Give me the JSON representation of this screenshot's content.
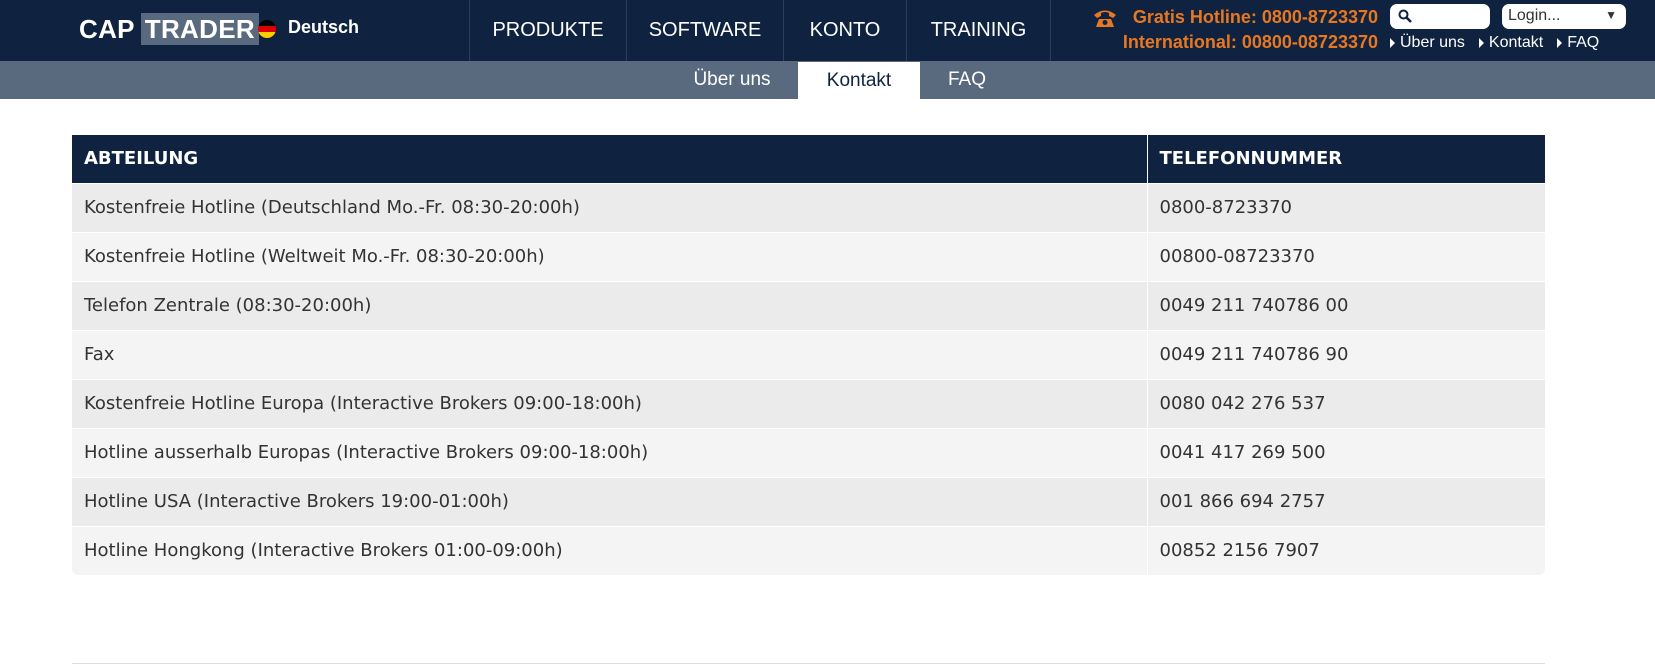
{
  "brand": {
    "part1": "CAP",
    "part2": "TRADER",
    "language": "Deutsch"
  },
  "main_nav": [
    {
      "label": "PRODUKTE"
    },
    {
      "label": "SOFTWARE"
    },
    {
      "label": "KONTO"
    },
    {
      "label": "TRAINING"
    }
  ],
  "hotline": {
    "gratis": "Gratis Hotline: 0800-8723370",
    "international": "International: 00800-08723370"
  },
  "search": {
    "placeholder": ""
  },
  "login": {
    "label": "Login..."
  },
  "top_links": [
    {
      "label": "Über uns"
    },
    {
      "label": "Kontakt"
    },
    {
      "label": "FAQ"
    }
  ],
  "sub_nav": [
    {
      "label": "Über uns",
      "active": false
    },
    {
      "label": "Kontakt",
      "active": true
    },
    {
      "label": "FAQ",
      "active": false
    }
  ],
  "table": {
    "headers": [
      "ABTEILUNG",
      "TELEFONNUMMER"
    ],
    "rows": [
      [
        "Kostenfreie Hotline (Deutschland Mo.-Fr. 08:30-20:00h)",
        "0800-8723370"
      ],
      [
        "Kostenfreie Hotline (Weltweit Mo.-Fr. 08:30-20:00h)",
        "00800-08723370"
      ],
      [
        "Telefon Zentrale (08:30-20:00h)",
        "0049 211 740786 00"
      ],
      [
        "Fax",
        "0049 211 740786 90"
      ],
      [
        "Kostenfreie Hotline Europa (Interactive Brokers 09:00-18:00h)",
        "0080 042 276 537"
      ],
      [
        "Hotline ausserhalb Europas (Interactive Brokers 09:00-18:00h)",
        "0041 417 269 500"
      ],
      [
        "Hotline USA (Interactive Brokers 19:00-01:00h)",
        "001 866 694 2757"
      ],
      [
        "Hotline Hongkong (Interactive Brokers 01:00-09:00h)",
        "00852 2156 7907"
      ]
    ]
  },
  "colors": {
    "navy": "#0f2340",
    "slate": "#5a6a7e",
    "accent_orange": "#e87722"
  },
  "icons": {
    "phone": "phone-icon",
    "search": "search-icon",
    "flag": "flag-germany-icon"
  }
}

__Problem to work on__: Leave out the pictures and copy every record above exactly.

__Answer__:
Give me the JSON representation of this screenshot's content.
{
  "brand": {
    "part1": "CAP",
    "part2": "TRADER",
    "language": "Deutsch"
  },
  "main_nav": [
    {
      "label": "PRODUKTE"
    },
    {
      "label": "SOFTWARE"
    },
    {
      "label": "KONTO"
    },
    {
      "label": "TRAINING"
    }
  ],
  "hotline": {
    "gratis": "Gratis Hotline: 0800-8723370",
    "international": "International: 00800-08723370"
  },
  "search": {
    "placeholder": ""
  },
  "login": {
    "label": "Login..."
  },
  "top_links": [
    {
      "label": "Über uns"
    },
    {
      "label": "Kontakt"
    },
    {
      "label": "FAQ"
    }
  ],
  "sub_nav": [
    {
      "label": "Über uns",
      "active": false
    },
    {
      "label": "Kontakt",
      "active": true
    },
    {
      "label": "FAQ",
      "active": false
    }
  ],
  "table": {
    "headers": [
      "ABTEILUNG",
      "TELEFONNUMMER"
    ],
    "rows": [
      [
        "Kostenfreie Hotline (Deutschland Mo.-Fr. 08:30-20:00h)",
        "0800-8723370"
      ],
      [
        "Kostenfreie Hotline (Weltweit Mo.-Fr. 08:30-20:00h)",
        "00800-08723370"
      ],
      [
        "Telefon Zentrale (08:30-20:00h)",
        "0049 211 740786 00"
      ],
      [
        "Fax",
        "0049 211 740786 90"
      ],
      [
        "Kostenfreie Hotline Europa (Interactive Brokers 09:00-18:00h)",
        "0080 042 276 537"
      ],
      [
        "Hotline ausserhalb Europas (Interactive Brokers 09:00-18:00h)",
        "0041 417 269 500"
      ],
      [
        "Hotline USA (Interactive Brokers 19:00-01:00h)",
        "001 866 694 2757"
      ],
      [
        "Hotline Hongkong (Interactive Brokers 01:00-09:00h)",
        "00852 2156 7907"
      ]
    ]
  },
  "colors": {
    "navy": "#0f2340",
    "slate": "#5a6a7e",
    "accent_orange": "#e87722"
  },
  "icons": {
    "phone": "phone-icon",
    "search": "search-icon",
    "flag": "flag-germany-icon"
  }
}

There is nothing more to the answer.